▶ _WRITTEN PROBLEM_
Wherever a line in the data below holds "Type", copy that line.

Stored items from a collection:
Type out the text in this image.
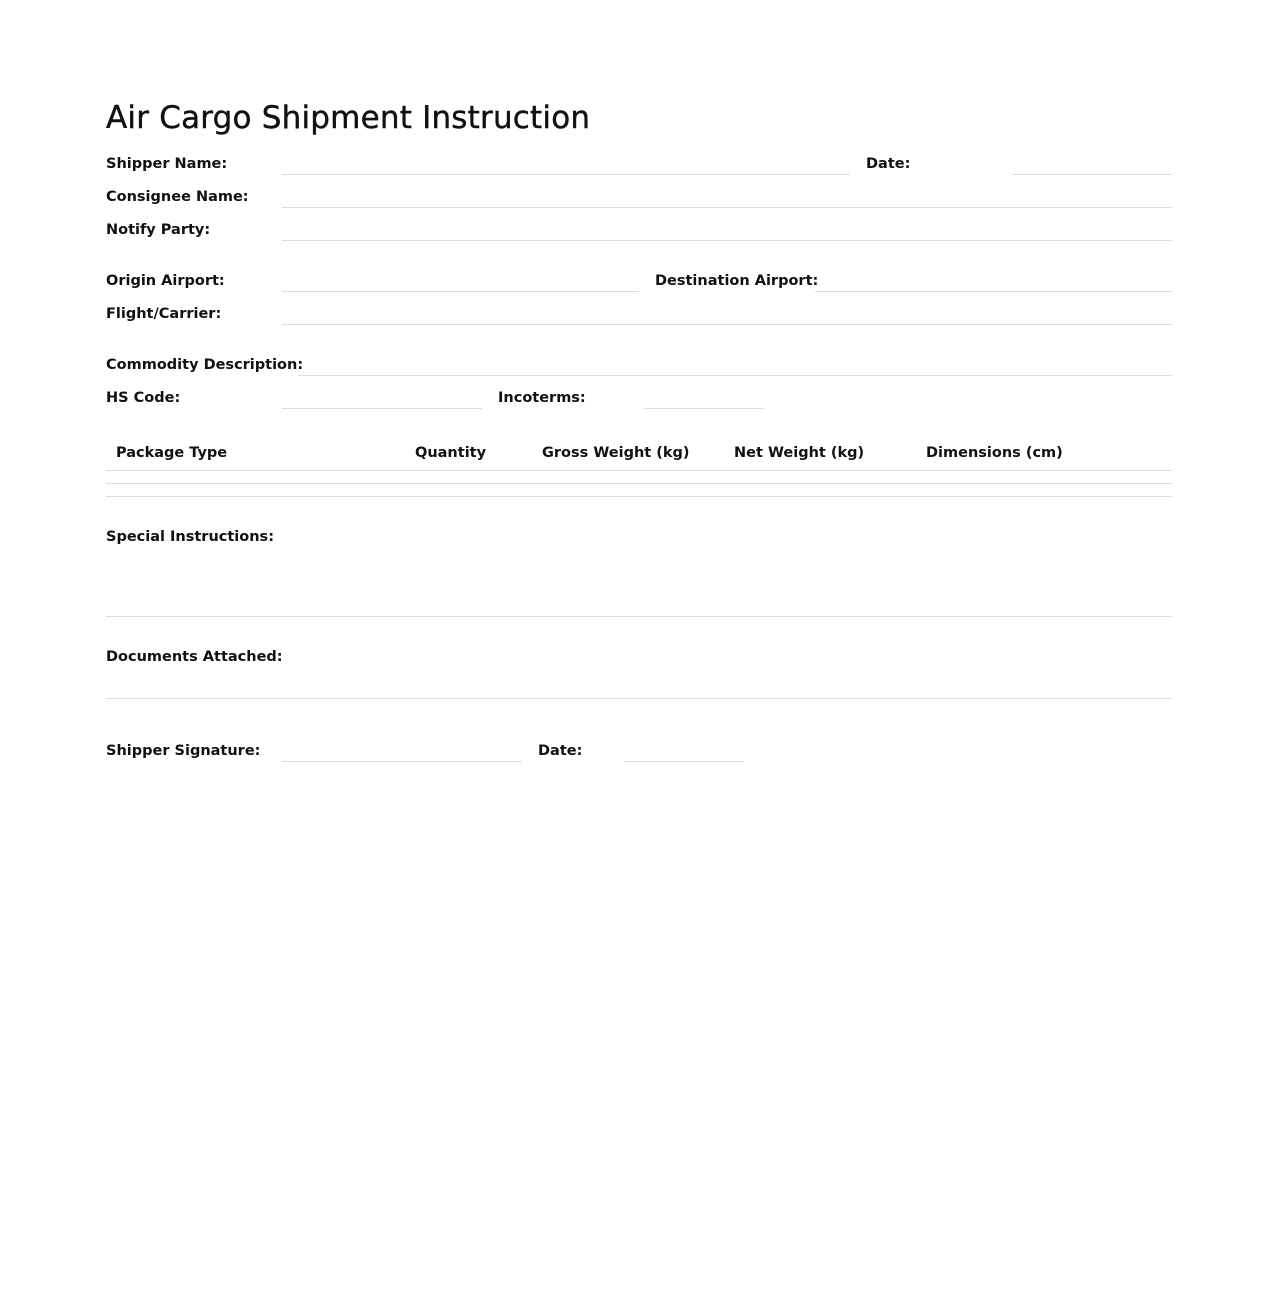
Air Cargo Shipment Instruction
Shipper Name:	Date:
Consignee Name:
Notify Party:
Origin Airport:	Destination Airport:
Flight/Carrier:
Commodity Description:
HS Code:	Incoterms:
Package Type	Quantity	Gross Weight (kg)	Net Weight (kg)	Dimensions (cm)
Special Instructions:
Documents Attached:
Shipper Signature:	Date:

▶ _RESPONSE_
Type out the text in this image.
Package Type	Quantity	Gross Weight (kg)	Net Weight (kg)	Dimensions (cm)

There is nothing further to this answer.